[WORK INSTRUCTIONS] Tally every line of the listing where the string "this" is found, and state the total alone.

⟨

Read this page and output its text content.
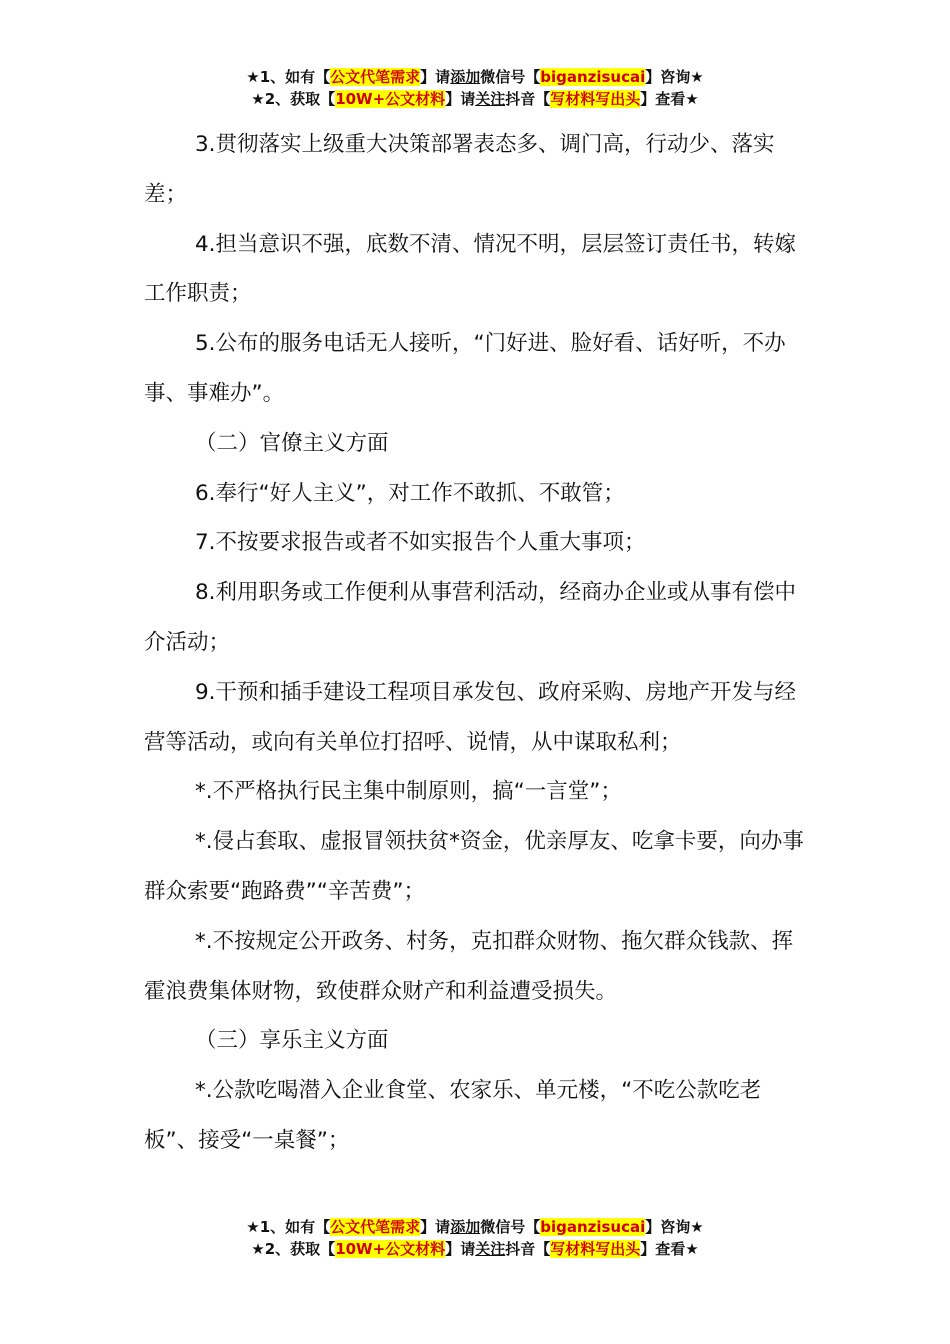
★1、如有【公文代笔需求】请添加微信号【biganzisucai】咨询★
★2、获取【10W+公文材料】请关注抖音【写材料写出头】查看★

3.贯彻落实上级重大决策部署表态多、调门高，行动少、落实差；

4.担当意识不强，底数不清、情况不明，层层签订责任书，转嫁工作职责；

5.公布的服务电话无人接听，“门好进、脸好看、话好听，不办事、事难办”。

（二）官僚主义方面

6.奉行“好人主义”，对工作不敢抓、不敢管；

7.不按要求报告或者不如实报告个人重大事项；

8.利用职务或工作便利从事营利活动，经商办企业或从事有偿中介活动；

9.干预和插手建设工程项目承发包、政府采购、房地产开发与经营等活动，或向有关单位打招呼、说情，从中谋取私利；

*.不严格执行民主集中制原则，搞“一言堂”；

*.侵占套取、虚报冒领扶贫*资金，优亲厚友、吃拿卡要，向办事群众索要“跑路费”“辛苦费”；

*.不按规定公开政务、村务，克扣群众财物、拖欠群众钱款、挥霍浪费集体财物，致使群众财产和利益遭受损失。

（三）享乐主义方面

*.公款吃喝潜入企业食堂、农家乐、单元楼，“不吃公款吃老板”、接受“一桌餐”；

★1、如有【公文代笔需求】请添加微信号【biganzisucai】咨询★
★2、获取【10W+公文材料】请关注抖音【写材料写出头】查看★
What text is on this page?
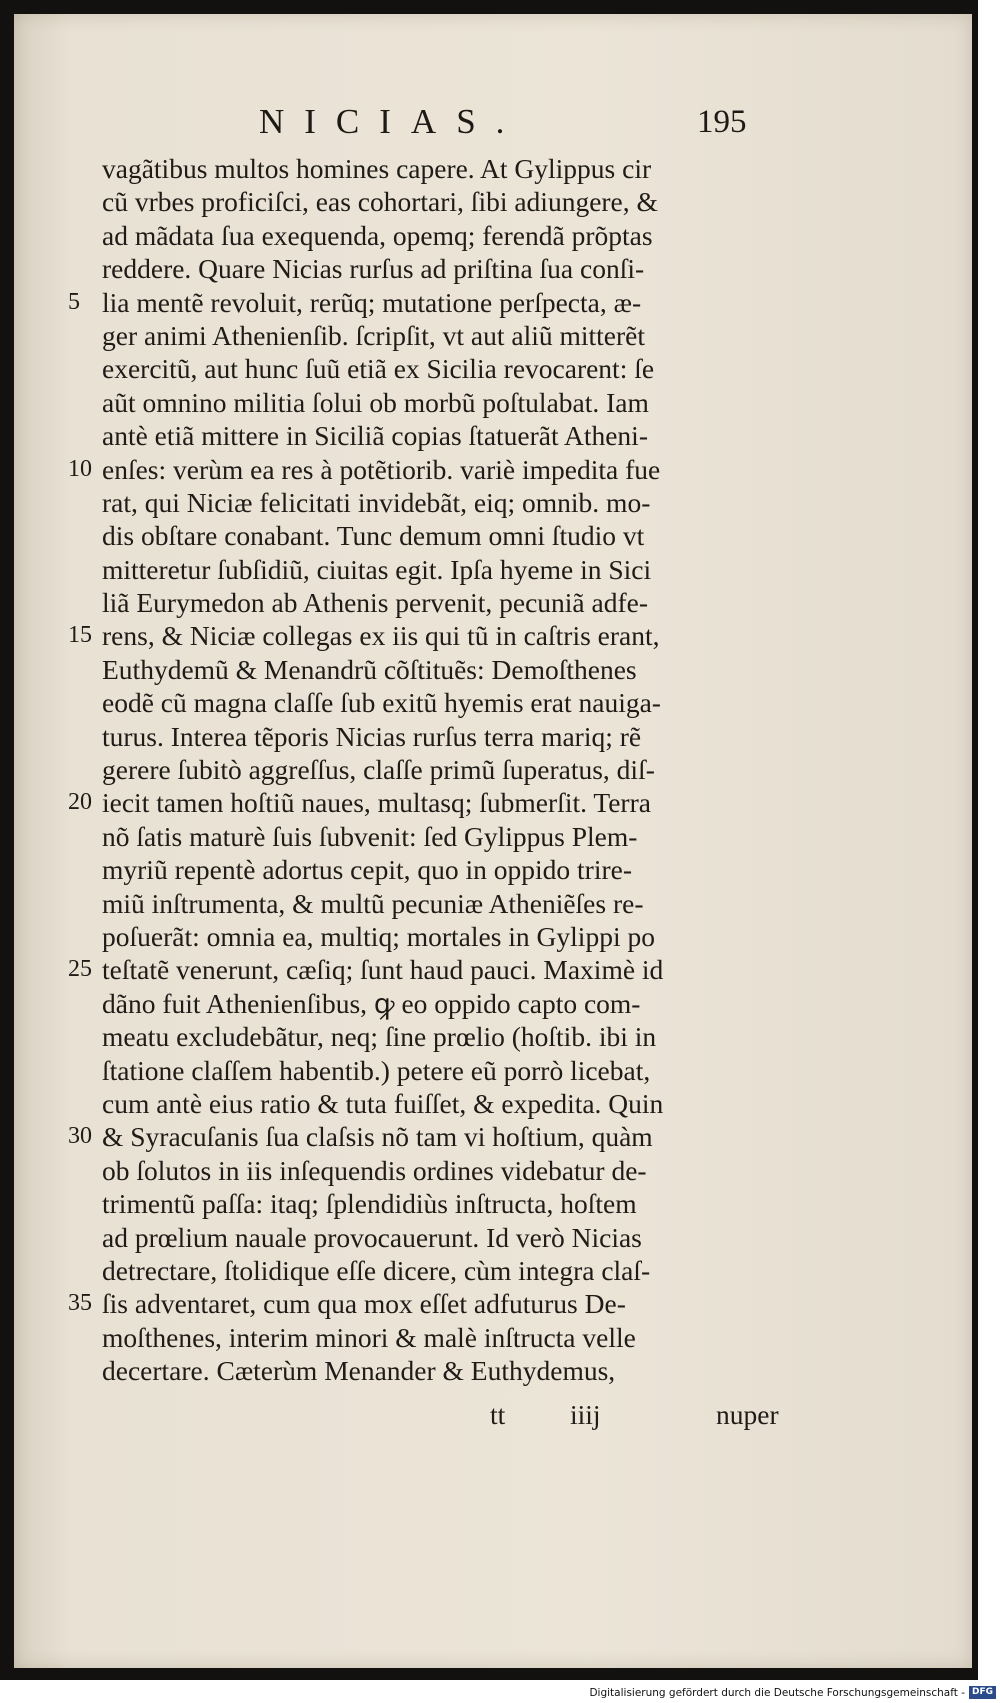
NICIAS.	195
vagãtibus multos homines capere. At Gylippus cir
cũ vrbes proficiſci, eas cohortari, ſibi adiungere, &
ad mãdata ſua exequenda, opemq; ferendã prõptas
reddere. Quare Nicias rurſus ad priſtina ſua conſi-
5 lia mentẽ revoluit, rerũq; mutatione perſpecta, æ-
ger animi Athenienſib. ſcripſit, vt aut aliũ mitterẽt
exercitũ, aut hunc ſuũ etiã ex Sicilia revocarent: ſe
aũt omnino militia ſolui ob morbũ poſtulabat. Iam
antè etiã mittere in Siciliã copias ſtatuerãt Atheni-
10 enſes: verùm ea res à potẽtiorib. variè impedita fue
rat, qui Niciæ felicitati invidebãt, eiq; omnib. mo-
dis obſtare conabant. Tunc demum omni ſtudio vt
mitteretur ſubſidiũ, ciuitas egit. Ipſa hyeme in Sici
liã Eurymedon ab Athenis pervenit, pecuniã adfe-
15 rens, & Niciæ collegas ex iis qui tũ in caſtris erant,
Euthydemũ & Menandrũ cõſtituẽs: Demoſthenes
eodẽ cũ magna claſſe ſub exitũ hyemis erat nauiga-
turus. Interea tẽporis Nicias rurſus terra mariq; rẽ
gerere ſubitò aggreſſus, claſſe primũ ſuperatus, diſ-
20 iecit tamen hoſtiũ naues, multasq; ſubmerſit. Terra
nõ ſatis maturè ſuis ſubvenit: ſed Gylippus Plem-
myriũ repentè adortus cepit, quo in oppido trire-
miũ inſtrumenta, & multũ pecuniæ Atheniẽſes re-
poſuerãt: omnia ea, multiq; mortales in Gylippi po
25 teſtatẽ venerunt, cæſiq; ſunt haud pauci. Maximè id
dãno fuit Athenienſibus, ꝙ eo oppido capto com-
meatu excludebãtur, neq; ſine prœlio (hoſtib. ibi in
ſtatione claſſem habentib.) petere eũ porrò licebat,
cum antè eius ratio & tuta fuiſſet, & expedita. Quin
30 & Syracuſanis ſua claſsis nõ tam vi hoſtium, quàm
ob ſolutos in iis inſequendis ordines videbatur de-
trimentũ paſſa: itaq; ſplendidiùs inſtructa, hoſtem
ad prœlium nauale provocauerunt. Id verò Nicias
detrectare, ſtolidique eſſe dicere, cùm integra claſ-
35 ſis adventaret, cum qua mox eſſet adfuturus De-
moſthenes, interim minori & malè inſtructa velle
decertare. Cæterùm Menander & Euthydemus,
tt iiij	nuper
Digitalisierung gefördert durch die Deutsche Forschungsgemeinschaft - DFG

⟩

[COMPLETE OUTPUT] 2